→ **Requirement**:
Give every entry again, word for word and in full.

:::

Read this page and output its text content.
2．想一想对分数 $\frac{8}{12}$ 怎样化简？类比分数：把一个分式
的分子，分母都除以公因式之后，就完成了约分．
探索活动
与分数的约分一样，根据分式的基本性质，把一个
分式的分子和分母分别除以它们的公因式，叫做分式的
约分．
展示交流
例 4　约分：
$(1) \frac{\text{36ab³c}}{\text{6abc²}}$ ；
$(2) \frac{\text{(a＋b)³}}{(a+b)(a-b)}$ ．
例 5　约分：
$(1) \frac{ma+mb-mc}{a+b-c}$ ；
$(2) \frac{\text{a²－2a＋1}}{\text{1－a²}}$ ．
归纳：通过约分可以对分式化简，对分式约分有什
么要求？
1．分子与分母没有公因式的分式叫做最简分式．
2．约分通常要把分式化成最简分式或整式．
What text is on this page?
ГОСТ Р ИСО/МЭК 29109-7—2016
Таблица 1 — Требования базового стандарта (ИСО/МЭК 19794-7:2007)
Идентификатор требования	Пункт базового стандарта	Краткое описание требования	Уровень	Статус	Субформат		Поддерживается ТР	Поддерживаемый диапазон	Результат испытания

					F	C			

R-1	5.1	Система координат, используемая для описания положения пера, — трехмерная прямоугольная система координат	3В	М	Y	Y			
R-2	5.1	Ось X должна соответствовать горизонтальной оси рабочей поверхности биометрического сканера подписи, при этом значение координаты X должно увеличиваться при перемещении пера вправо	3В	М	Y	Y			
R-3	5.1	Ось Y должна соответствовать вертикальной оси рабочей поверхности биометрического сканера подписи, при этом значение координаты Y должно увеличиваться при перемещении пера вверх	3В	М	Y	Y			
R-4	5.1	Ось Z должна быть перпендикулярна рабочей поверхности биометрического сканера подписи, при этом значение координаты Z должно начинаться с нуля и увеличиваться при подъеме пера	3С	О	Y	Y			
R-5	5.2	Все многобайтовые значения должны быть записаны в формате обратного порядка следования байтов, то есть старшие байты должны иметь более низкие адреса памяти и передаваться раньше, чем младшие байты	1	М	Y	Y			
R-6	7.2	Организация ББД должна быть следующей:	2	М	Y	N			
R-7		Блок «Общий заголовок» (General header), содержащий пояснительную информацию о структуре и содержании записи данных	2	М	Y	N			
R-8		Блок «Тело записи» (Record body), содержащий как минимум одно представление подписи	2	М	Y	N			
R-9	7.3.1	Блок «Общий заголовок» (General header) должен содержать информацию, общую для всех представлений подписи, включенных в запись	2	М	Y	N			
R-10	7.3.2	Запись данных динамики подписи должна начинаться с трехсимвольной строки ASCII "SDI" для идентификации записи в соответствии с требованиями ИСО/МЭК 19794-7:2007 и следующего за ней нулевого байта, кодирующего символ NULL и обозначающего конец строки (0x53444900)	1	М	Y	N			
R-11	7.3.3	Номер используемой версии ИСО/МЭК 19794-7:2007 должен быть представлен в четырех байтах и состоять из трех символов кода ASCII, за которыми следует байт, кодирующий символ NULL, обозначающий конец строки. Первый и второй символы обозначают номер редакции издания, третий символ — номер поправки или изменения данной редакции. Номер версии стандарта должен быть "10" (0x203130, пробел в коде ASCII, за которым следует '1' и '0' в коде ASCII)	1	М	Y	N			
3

:::

→ **Answer to the task**:
Read this page and output its text content.
2．想一想对分数 $\frac{8}{12}$ 怎样化简？类比分数：把一个分式
的分子，分母都除以公因式之后，就完成了约分．
探索活动
与分数的约分一样，根据分式的基本性质，把一个
分式的分子和分母分别除以它们的公因式，叫做分式的
约分．
展示交流
例 4　约分：
$(1) \frac{\text{36ab³c}}{\text{6abc²}}$ ；
$(2) \frac{\text{(a＋b)³}}{(a+b)(a-b)}$ ．
例 5　约分：
$(1) \frac{ma+mb-mc}{a+b-c}$ ；
$(2) \frac{\text{a²－2a＋1}}{\text{1－a²}}$ ．
归纳：通过约分可以对分式化简，对分式约分有什
么要求？
1．分子与分母没有公因式的分式叫做最简分式．
2．约分通常要把分式化成最简分式或整式．
What text is on this page?
ГОСТ Р ИСО/МЭК 29109-7—2016
Таблица 1 — Требования базового стандарта (ИСО/МЭК 19794-7:2007)
Идентификатор требования	Пункт базового стандарта	Краткое описание требования	Уровень	Статус	Субформат		Поддерживается ТР	Поддерживаемый диапазон	Результат испытания

					F	C			

R-1	5.1	Система координат, используемая для описания положения пера, — трехмерная прямоугольная система координат	3В	М	Y	Y			
R-2	5.1	Ось X должна соответствовать горизонтальной оси рабочей поверхности биометрического сканера подписи, при этом значение координаты X должно увеличиваться при перемещении пера вправо	3В	М	Y	Y			
R-3	5.1	Ось Y должна соответствовать вертикальной оси рабочей поверхности биометрического сканера подписи, при этом значение координаты Y должно увеличиваться при перемещении пера вверх	3В	М	Y	Y			
R-4	5.1	Ось Z должна быть перпендикулярна рабочей поверхности биометрического сканера подписи, при этом значение координаты Z должно начинаться с нуля и увеличиваться при подъеме пера	3С	О	Y	Y			
R-5	5.2	Все многобайтовые значения должны быть записаны в формате обратного порядка следования байтов, то есть старшие байты должны иметь более низкие адреса памяти и передаваться раньше, чем младшие байты	1	М	Y	Y			
R-6	7.2	Организация ББД должна быть следующей:	2	М	Y	N			
R-7		Блок «Общий заголовок» (General header), содержащий пояснительную информацию о структуре и содержании записи данных	2	М	Y	N			
R-8		Блок «Тело записи» (Record body), содержащий как минимум одно представление подписи	2	М	Y	N			
R-9	7.3.1	Блок «Общий заголовок» (General header) должен содержать информацию, общую для всех представлений подписи, включенных в запись	2	М	Y	N			
R-10	7.3.2	Запись данных динамики подписи должна начинаться с трехсимвольной строки ASCII "SDI" для идентификации записи в соответствии с требованиями ИСО/МЭК 19794-7:2007 и следующего за ней нулевого байта, кодирующего символ NULL и обозначающего конец строки (0x53444900)	1	М	Y	N			
R-11	7.3.3	Номер используемой версии ИСО/МЭК 19794-7:2007 должен быть представлен в четырех байтах и состоять из трех символов кода ASCII, за которыми следует байт, кодирующий символ NULL, обозначающий конец строки. Первый и второй символы обозначают номер редакции издания, третий символ — номер поправки или изменения данной редакции. Номер версии стандарта должен быть "10" (0x203130, пробел в коде ASCII, за которым следует '1' и '0' в коде ASCII)	1	М	Y	N			
3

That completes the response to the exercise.